__Aim of the exercise__
The data below should be restated word for word, with every picture omitted.

Source data:
———
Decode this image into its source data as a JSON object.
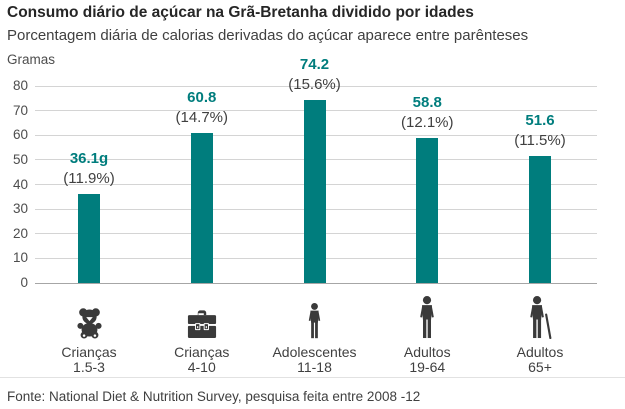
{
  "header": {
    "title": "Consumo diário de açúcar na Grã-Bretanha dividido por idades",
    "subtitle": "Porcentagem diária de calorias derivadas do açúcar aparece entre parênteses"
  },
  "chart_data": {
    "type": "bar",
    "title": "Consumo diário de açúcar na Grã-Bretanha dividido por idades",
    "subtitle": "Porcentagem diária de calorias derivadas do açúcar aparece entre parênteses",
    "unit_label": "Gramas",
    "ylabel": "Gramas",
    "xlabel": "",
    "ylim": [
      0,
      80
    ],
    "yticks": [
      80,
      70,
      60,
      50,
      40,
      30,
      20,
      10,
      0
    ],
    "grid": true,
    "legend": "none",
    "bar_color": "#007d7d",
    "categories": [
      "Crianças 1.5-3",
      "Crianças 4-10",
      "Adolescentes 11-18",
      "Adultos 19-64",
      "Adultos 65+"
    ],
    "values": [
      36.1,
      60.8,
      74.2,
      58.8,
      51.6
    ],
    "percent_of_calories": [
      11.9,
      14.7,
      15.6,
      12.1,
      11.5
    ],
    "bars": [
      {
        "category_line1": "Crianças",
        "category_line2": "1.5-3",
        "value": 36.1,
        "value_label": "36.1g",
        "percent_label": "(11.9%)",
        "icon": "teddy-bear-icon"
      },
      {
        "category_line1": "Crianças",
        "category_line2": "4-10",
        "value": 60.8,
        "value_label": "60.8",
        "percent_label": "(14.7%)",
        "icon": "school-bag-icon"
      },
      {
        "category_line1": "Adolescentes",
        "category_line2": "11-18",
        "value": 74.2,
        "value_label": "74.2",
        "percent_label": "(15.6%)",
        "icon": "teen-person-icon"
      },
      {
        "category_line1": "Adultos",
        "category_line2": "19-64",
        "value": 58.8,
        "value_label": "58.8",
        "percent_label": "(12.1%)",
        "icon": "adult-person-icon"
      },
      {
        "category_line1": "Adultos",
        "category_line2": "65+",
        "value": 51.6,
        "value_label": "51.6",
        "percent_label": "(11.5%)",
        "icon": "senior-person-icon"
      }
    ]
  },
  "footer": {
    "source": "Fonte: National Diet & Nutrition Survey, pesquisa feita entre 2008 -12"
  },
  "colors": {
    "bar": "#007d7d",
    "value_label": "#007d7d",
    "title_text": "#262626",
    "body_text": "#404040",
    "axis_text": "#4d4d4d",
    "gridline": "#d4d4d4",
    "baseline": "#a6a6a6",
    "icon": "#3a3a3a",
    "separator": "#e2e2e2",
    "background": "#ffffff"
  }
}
———
__Correct response__
Decode this image into its source data as a JSON object.
{
  "header": {
    "title": "Consumo diário de açúcar na Grã-Bretanha dividido por idades",
    "subtitle": "Porcentagem diária de calorias derivadas do açúcar aparece entre parênteses"
  },
  "chart_data": {
    "type": "bar",
    "title": "Consumo diário de açúcar na Grã-Bretanha dividido por idades",
    "subtitle": "Porcentagem diária de calorias derivadas do açúcar aparece entre parênteses",
    "unit_label": "Gramas",
    "ylabel": "Gramas",
    "xlabel": "",
    "ylim": [
      0,
      80
    ],
    "yticks": [
      80,
      70,
      60,
      50,
      40,
      30,
      20,
      10,
      0
    ],
    "grid": true,
    "legend": "none",
    "bar_color": "#007d7d",
    "categories": [
      "Crianças 1.5-3",
      "Crianças 4-10",
      "Adolescentes 11-18",
      "Adultos 19-64",
      "Adultos 65+"
    ],
    "values": [
      36.1,
      60.8,
      74.2,
      58.8,
      51.6
    ],
    "percent_of_calories": [
      11.9,
      14.7,
      15.6,
      12.1,
      11.5
    ],
    "bars": [
      {
        "category_line1": "Crianças",
        "category_line2": "1.5-3",
        "value": 36.1,
        "value_label": "36.1g",
        "percent_label": "(11.9%)",
        "icon": "teddy-bear-icon"
      },
      {
        "category_line1": "Crianças",
        "category_line2": "4-10",
        "value": 60.8,
        "value_label": "60.8",
        "percent_label": "(14.7%)",
        "icon": "school-bag-icon"
      },
      {
        "category_line1": "Adolescentes",
        "category_line2": "11-18",
        "value": 74.2,
        "value_label": "74.2",
        "percent_label": "(15.6%)",
        "icon": "teen-person-icon"
      },
      {
        "category_line1": "Adultos",
        "category_line2": "19-64",
        "value": 58.8,
        "value_label": "58.8",
        "percent_label": "(12.1%)",
        "icon": "adult-person-icon"
      },
      {
        "category_line1": "Adultos",
        "category_line2": "65+",
        "value": 51.6,
        "value_label": "51.6",
        "percent_label": "(11.5%)",
        "icon": "senior-person-icon"
      }
    ]
  },
  "footer": {
    "source": "Fonte: National Diet & Nutrition Survey, pesquisa feita entre 2008 -12"
  },
  "colors": {
    "bar": "#007d7d",
    "value_label": "#007d7d",
    "title_text": "#262626",
    "body_text": "#404040",
    "axis_text": "#4d4d4d",
    "gridline": "#d4d4d4",
    "baseline": "#a6a6a6",
    "icon": "#3a3a3a",
    "separator": "#e2e2e2",
    "background": "#ffffff"
  }
}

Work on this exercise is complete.